* _EXCERPTED RECORDS_

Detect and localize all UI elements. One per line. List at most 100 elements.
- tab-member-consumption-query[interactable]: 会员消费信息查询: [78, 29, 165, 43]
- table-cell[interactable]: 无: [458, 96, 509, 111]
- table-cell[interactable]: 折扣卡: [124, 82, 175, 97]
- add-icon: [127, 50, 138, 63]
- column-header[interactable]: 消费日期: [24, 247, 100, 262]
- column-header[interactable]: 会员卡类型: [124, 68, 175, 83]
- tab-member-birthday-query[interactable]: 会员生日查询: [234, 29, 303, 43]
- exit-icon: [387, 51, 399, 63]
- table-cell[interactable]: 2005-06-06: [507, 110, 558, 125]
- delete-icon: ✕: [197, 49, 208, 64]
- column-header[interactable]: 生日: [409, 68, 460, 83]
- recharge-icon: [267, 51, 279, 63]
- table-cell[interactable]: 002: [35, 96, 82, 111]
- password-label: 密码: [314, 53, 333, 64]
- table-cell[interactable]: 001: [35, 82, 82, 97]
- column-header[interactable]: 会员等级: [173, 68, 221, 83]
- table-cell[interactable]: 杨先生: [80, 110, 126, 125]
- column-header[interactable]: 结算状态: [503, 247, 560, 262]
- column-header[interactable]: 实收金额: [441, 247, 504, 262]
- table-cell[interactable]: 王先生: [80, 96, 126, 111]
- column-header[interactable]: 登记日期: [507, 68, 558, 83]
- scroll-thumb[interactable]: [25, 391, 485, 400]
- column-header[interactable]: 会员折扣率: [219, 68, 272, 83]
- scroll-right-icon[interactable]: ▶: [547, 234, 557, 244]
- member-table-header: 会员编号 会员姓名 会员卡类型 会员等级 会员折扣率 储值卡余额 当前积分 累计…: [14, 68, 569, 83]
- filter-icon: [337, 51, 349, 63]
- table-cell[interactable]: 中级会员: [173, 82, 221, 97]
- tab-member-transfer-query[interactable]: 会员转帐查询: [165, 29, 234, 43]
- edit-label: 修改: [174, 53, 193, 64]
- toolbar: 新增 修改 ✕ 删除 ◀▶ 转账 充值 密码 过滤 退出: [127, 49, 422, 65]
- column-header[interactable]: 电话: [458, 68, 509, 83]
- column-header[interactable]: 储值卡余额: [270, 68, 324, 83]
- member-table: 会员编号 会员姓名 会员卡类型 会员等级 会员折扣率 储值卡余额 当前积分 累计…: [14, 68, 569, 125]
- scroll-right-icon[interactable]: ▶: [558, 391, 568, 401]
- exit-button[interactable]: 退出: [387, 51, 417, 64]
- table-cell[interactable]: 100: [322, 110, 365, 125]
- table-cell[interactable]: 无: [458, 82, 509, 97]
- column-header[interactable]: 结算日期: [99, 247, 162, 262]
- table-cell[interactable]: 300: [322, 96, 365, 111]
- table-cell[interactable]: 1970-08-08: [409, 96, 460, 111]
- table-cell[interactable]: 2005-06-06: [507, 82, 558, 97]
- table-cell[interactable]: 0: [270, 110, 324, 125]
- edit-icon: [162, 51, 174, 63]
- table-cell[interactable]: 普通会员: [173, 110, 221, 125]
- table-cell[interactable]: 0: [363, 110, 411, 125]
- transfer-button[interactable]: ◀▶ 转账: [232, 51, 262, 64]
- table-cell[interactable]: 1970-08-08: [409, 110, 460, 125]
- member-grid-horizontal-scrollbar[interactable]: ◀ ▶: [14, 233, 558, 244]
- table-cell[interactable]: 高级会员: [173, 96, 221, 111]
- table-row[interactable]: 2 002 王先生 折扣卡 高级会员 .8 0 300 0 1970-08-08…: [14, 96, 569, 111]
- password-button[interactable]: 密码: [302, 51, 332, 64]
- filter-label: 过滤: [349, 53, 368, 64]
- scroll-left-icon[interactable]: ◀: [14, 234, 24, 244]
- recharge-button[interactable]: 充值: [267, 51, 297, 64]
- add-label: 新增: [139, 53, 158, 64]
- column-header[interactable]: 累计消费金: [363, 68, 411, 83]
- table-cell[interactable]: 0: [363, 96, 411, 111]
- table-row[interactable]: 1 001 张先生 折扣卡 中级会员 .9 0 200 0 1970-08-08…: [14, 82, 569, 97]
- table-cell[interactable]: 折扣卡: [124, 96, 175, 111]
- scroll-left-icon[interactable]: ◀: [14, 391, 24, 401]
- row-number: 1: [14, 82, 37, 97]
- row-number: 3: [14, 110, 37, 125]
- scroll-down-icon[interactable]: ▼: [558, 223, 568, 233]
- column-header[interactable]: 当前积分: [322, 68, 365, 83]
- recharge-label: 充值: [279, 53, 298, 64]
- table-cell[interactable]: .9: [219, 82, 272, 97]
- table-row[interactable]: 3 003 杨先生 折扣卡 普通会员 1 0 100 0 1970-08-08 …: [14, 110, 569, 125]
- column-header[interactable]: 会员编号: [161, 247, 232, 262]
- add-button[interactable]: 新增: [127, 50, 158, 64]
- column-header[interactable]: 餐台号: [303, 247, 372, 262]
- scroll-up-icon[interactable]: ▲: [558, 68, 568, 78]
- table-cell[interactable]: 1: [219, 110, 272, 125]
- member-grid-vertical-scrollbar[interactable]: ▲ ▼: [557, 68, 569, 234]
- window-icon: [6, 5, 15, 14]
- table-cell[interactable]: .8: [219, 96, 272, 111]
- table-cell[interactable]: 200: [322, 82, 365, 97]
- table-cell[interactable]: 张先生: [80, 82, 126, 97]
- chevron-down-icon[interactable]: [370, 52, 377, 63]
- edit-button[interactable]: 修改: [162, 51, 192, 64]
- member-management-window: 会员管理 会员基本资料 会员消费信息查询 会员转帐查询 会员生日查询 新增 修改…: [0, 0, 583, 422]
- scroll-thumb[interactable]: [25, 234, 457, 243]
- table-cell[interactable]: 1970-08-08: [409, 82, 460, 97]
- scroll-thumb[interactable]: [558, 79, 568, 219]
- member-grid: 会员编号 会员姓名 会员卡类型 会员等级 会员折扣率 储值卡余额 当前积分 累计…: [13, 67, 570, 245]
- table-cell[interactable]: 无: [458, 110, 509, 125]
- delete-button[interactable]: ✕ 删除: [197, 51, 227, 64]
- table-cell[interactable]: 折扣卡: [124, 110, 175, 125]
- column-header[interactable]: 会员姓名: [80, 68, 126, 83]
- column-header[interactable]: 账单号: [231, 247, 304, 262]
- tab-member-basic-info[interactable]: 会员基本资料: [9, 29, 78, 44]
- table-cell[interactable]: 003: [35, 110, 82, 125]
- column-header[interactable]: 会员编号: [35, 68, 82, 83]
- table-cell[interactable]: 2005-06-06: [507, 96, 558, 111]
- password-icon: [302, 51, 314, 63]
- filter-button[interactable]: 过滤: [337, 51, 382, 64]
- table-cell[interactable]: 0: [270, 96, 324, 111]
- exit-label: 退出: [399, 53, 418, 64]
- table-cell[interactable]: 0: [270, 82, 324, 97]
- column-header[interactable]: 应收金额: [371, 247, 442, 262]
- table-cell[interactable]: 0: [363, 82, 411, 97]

* _PROBLEM DESCRIPTION_
Pick out each line of the entries above that contains the string "button". Case must match.

* _RESPONSE_
- exit-button[interactable]: 退出: [387, 51, 417, 64]
- transfer-button[interactable]: ◀▶ 转账: [232, 51, 262, 64]
- password-button[interactable]: 密码: [302, 51, 332, 64]
- recharge-button[interactable]: 充值: [267, 51, 297, 64]
- add-button[interactable]: 新增: [127, 50, 158, 64]
- edit-button[interactable]: 修改: [162, 51, 192, 64]
- delete-button[interactable]: ✕ 删除: [197, 51, 227, 64]
- filter-button[interactable]: 过滤: [337, 51, 382, 64]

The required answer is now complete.